■ Given data:

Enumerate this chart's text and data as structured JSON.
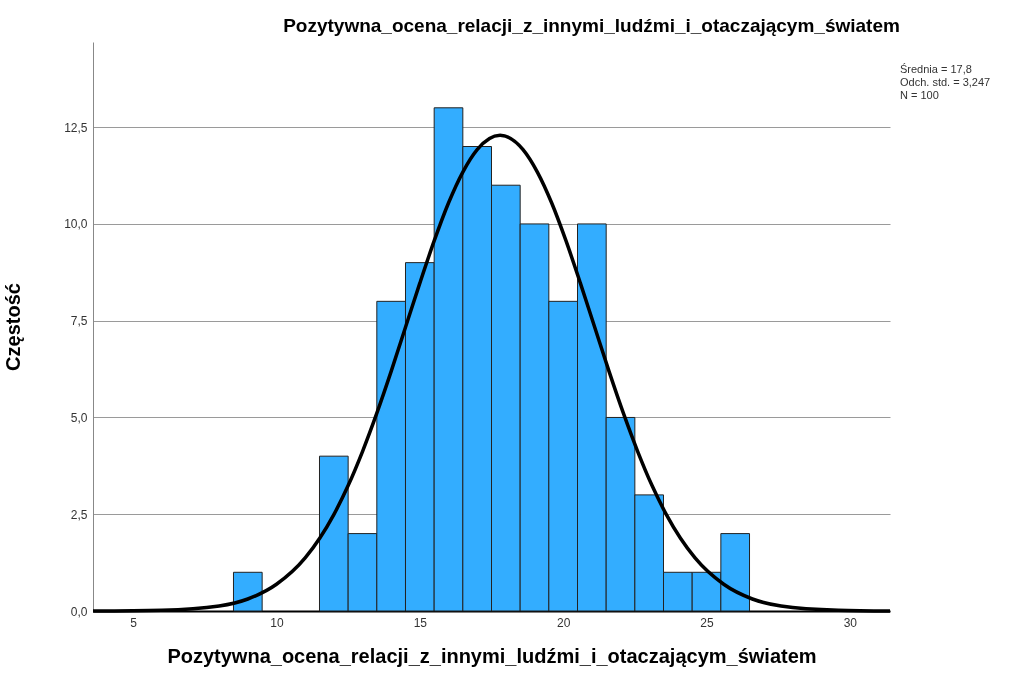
{
  "chart_data": {
    "type": "histogram",
    "title": "Pozytywna_ocena_relacji_z_innymi_ludźmi_i_otaczającym_światem",
    "xlabel": "Pozytywna_ocena_relacji_z_innymi_ludźmi_i_otaczającym_światem",
    "ylabel": "Częstość",
    "bins": [
      8.5,
      9.5,
      10.5,
      11.5,
      12.5,
      13.5,
      14.5,
      15.5,
      16.5,
      17.5,
      18.5,
      19.5,
      20.5,
      21.5,
      22.5,
      23.5,
      24.5,
      25.5,
      26.5
    ],
    "values": [
      1,
      0,
      0,
      4,
      2,
      8,
      9,
      13,
      12,
      11,
      10,
      8,
      10,
      5,
      3,
      1,
      1,
      2
    ],
    "color": "#33adff",
    "series": [
      {
        "type": "line",
        "color": "#000000",
        "x": [
          3.6,
          6,
          8,
          9,
          10,
          11,
          12,
          12.5,
          13,
          13.5,
          14,
          14.5,
          15,
          15.5,
          16,
          16.5,
          17,
          17.8,
          18.6,
          19.1,
          19.6,
          20.1,
          20.6,
          21.1,
          21.6,
          22.1,
          22.6,
          23.1,
          23.6,
          24.6,
          25.6,
          26.6,
          27.6,
          29.6,
          31.4
        ],
        "values": [
          0.0,
          0.02,
          0.13,
          0.31,
          0.69,
          1.37,
          2.49,
          3.24,
          4.12,
          5.11,
          6.19,
          7.33,
          8.47,
          9.56,
          10.54,
          11.34,
          11.92,
          12.29,
          11.92,
          11.34,
          10.54,
          9.56,
          8.47,
          7.33,
          6.19,
          5.11,
          4.12,
          3.24,
          2.49,
          1.37,
          0.69,
          0.31,
          0.13,
          0.02,
          0.0
        ]
      }
    ],
    "xlim": [
      3.6,
      31.4
    ],
    "xticks": [
      5,
      10,
      15,
      20,
      25,
      30
    ],
    "ylim": [
      0,
      14.7
    ],
    "yticks": [
      {
        "value": 0,
        "label": "0,0"
      },
      {
        "value": 2.5,
        "label": "2,5"
      },
      {
        "value": 5,
        "label": "5,0"
      },
      {
        "value": 7.5,
        "label": "7,5"
      },
      {
        "value": 10,
        "label": "10,0"
      },
      {
        "value": 12.5,
        "label": "12,5"
      }
    ],
    "grid": "y",
    "annotations": [
      "Średnia =  17,8",
      "Odch. std. =  3,247",
      "N = 100"
    ]
  }
}
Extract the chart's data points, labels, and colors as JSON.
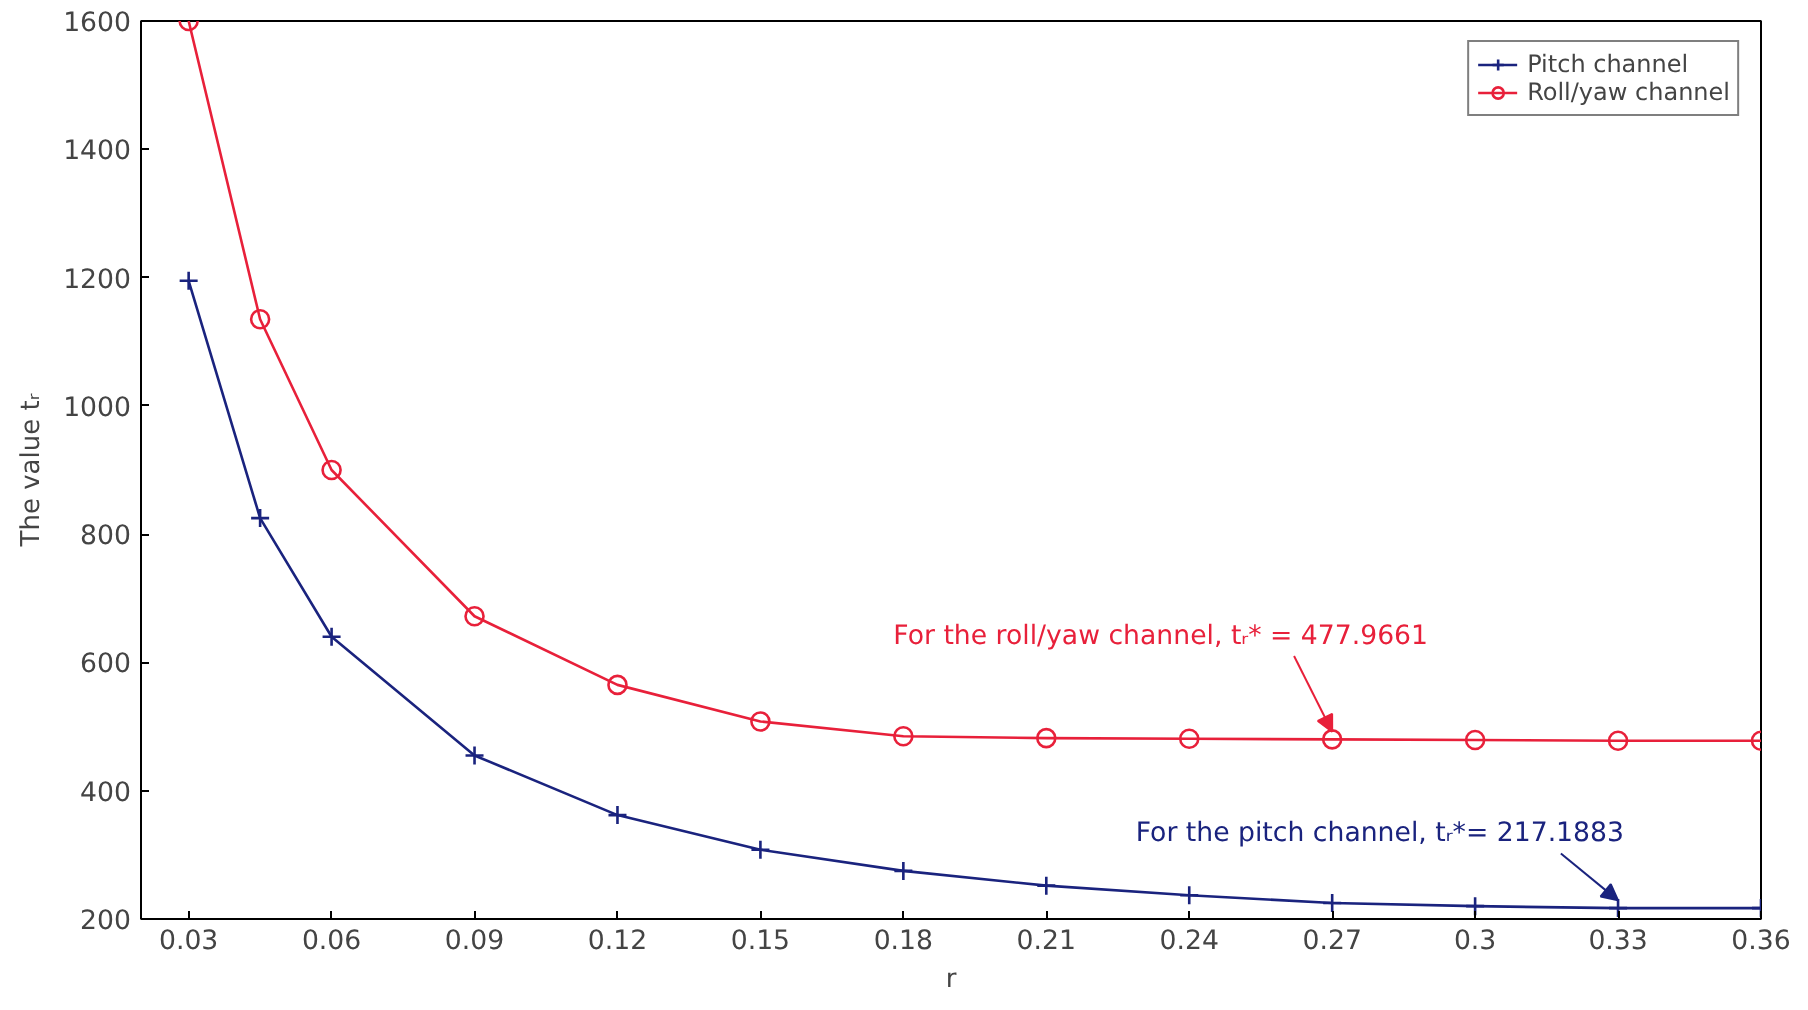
{
  "chart_data": {
    "type": "line",
    "xlabel": "r",
    "ylabel": "The value tᵣ",
    "x": [
      0.03,
      0.045,
      0.06,
      0.09,
      0.12,
      0.15,
      0.18,
      0.21,
      0.24,
      0.27,
      0.3,
      0.33,
      0.36
    ],
    "series": [
      {
        "name": "Pitch channel",
        "color": "#1a237e",
        "marker": "cross",
        "values": [
          1195,
          825,
          640,
          455,
          362,
          308,
          275,
          252,
          237,
          225,
          220,
          217,
          217
        ]
      },
      {
        "name": "Roll/yaw channel",
        "color": "#e8203a",
        "marker": "circle",
        "values": [
          1600,
          1135,
          900,
          672,
          565,
          508,
          485,
          482,
          481,
          480,
          479,
          478,
          478
        ]
      }
    ],
    "xlim": [
      0.02,
      0.36
    ],
    "ylim": [
      200,
      1600
    ],
    "xticks": [
      0.03,
      0.06,
      0.09,
      0.12,
      0.15,
      0.18,
      0.21,
      0.24,
      0.27,
      0.3,
      0.33,
      0.36
    ],
    "yticks": [
      200,
      400,
      600,
      800,
      1000,
      1200,
      1400,
      1600
    ],
    "annotations": [
      {
        "text": "For the roll/yaw channel, tᵣ* = 477.9661",
        "x": 0.27,
        "y": 480
      },
      {
        "text": "For the pitch channel, tᵣ*= 217.1883",
        "x": 0.33,
        "y": 217
      }
    ],
    "grid": false,
    "legend": "top right",
    "line_style": "solid"
  }
}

■ Short problem:
All of the data above should be quoted exactly, except for the pictures.

■ Correct response:
Enumerate this chart's text and data as structured JSON.
{
  "chart_data": {
    "type": "histogram",
    "title": "Pozytywna_ocena_relacji_z_innymi_ludźmi_i_otaczającym_światem",
    "xlabel": "Pozytywna_ocena_relacji_z_innymi_ludźmi_i_otaczającym_światem",
    "ylabel": "Częstość",
    "bins": [
      8.5,
      9.5,
      10.5,
      11.5,
      12.5,
      13.5,
      14.5,
      15.5,
      16.5,
      17.5,
      18.5,
      19.5,
      20.5,
      21.5,
      22.5,
      23.5,
      24.5,
      25.5,
      26.5
    ],
    "values": [
      1,
      0,
      0,
      4,
      2,
      8,
      9,
      13,
      12,
      11,
      10,
      8,
      10,
      5,
      3,
      1,
      1,
      2
    ],
    "color": "#33adff",
    "series": [
      {
        "type": "line",
        "color": "#000000",
        "x": [
          3.6,
          6,
          8,
          9,
          10,
          11,
          12,
          12.5,
          13,
          13.5,
          14,
          14.5,
          15,
          15.5,
          16,
          16.5,
          17,
          17.8,
          18.6,
          19.1,
          19.6,
          20.1,
          20.6,
          21.1,
          21.6,
          22.1,
          22.6,
          23.1,
          23.6,
          24.6,
          25.6,
          26.6,
          27.6,
          29.6,
          31.4
        ],
        "values": [
          0.0,
          0.02,
          0.13,
          0.31,
          0.69,
          1.37,
          2.49,
          3.24,
          4.12,
          5.11,
          6.19,
          7.33,
          8.47,
          9.56,
          10.54,
          11.34,
          11.92,
          12.29,
          11.92,
          11.34,
          10.54,
          9.56,
          8.47,
          7.33,
          6.19,
          5.11,
          4.12,
          3.24,
          2.49,
          1.37,
          0.69,
          0.31,
          0.13,
          0.02,
          0.0
        ]
      }
    ],
    "xlim": [
      3.6,
      31.4
    ],
    "xticks": [
      5,
      10,
      15,
      20,
      25,
      30
    ],
    "ylim": [
      0,
      14.7
    ],
    "yticks": [
      {
        "value": 0,
        "label": "0,0"
      },
      {
        "value": 2.5,
        "label": "2,5"
      },
      {
        "value": 5,
        "label": "5,0"
      },
      {
        "value": 7.5,
        "label": "7,5"
      },
      {
        "value": 10,
        "label": "10,0"
      },
      {
        "value": 12.5,
        "label": "12,5"
      }
    ],
    "grid": "y",
    "annotations": [
      "Średnia =  17,8",
      "Odch. std. =  3,247",
      "N = 100"
    ]
  }
}
Extract the chart's data points, labels, and colors as JSON.
{
  "chart_data": {
    "type": "line",
    "xlabel": "r",
    "ylabel": "The value tᵣ",
    "x": [
      0.03,
      0.045,
      0.06,
      0.09,
      0.12,
      0.15,
      0.18,
      0.21,
      0.24,
      0.27,
      0.3,
      0.33,
      0.36
    ],
    "series": [
      {
        "name": "Pitch channel",
        "color": "#1a237e",
        "marker": "cross",
        "values": [
          1195,
          825,
          640,
          455,
          362,
          308,
          275,
          252,
          237,
          225,
          220,
          217,
          217
        ]
      },
      {
        "name": "Roll/yaw channel",
        "color": "#e8203a",
        "marker": "circle",
        "values": [
          1600,
          1135,
          900,
          672,
          565,
          508,
          485,
          482,
          481,
          480,
          479,
          478,
          478
        ]
      }
    ],
    "xlim": [
      0.02,
      0.36
    ],
    "ylim": [
      200,
      1600
    ],
    "xticks": [
      0.03,
      0.06,
      0.09,
      0.12,
      0.15,
      0.18,
      0.21,
      0.24,
      0.27,
      0.3,
      0.33,
      0.36
    ],
    "yticks": [
      200,
      400,
      600,
      800,
      1000,
      1200,
      1400,
      1600
    ],
    "annotations": [
      {
        "text": "For the roll/yaw channel, tᵣ* = 477.9661",
        "x": 0.27,
        "y": 480
      },
      {
        "text": "For the pitch channel, tᵣ*= 217.1883",
        "x": 0.33,
        "y": 217
      }
    ],
    "grid": false,
    "legend": "top right",
    "line_style": "solid"
  }
}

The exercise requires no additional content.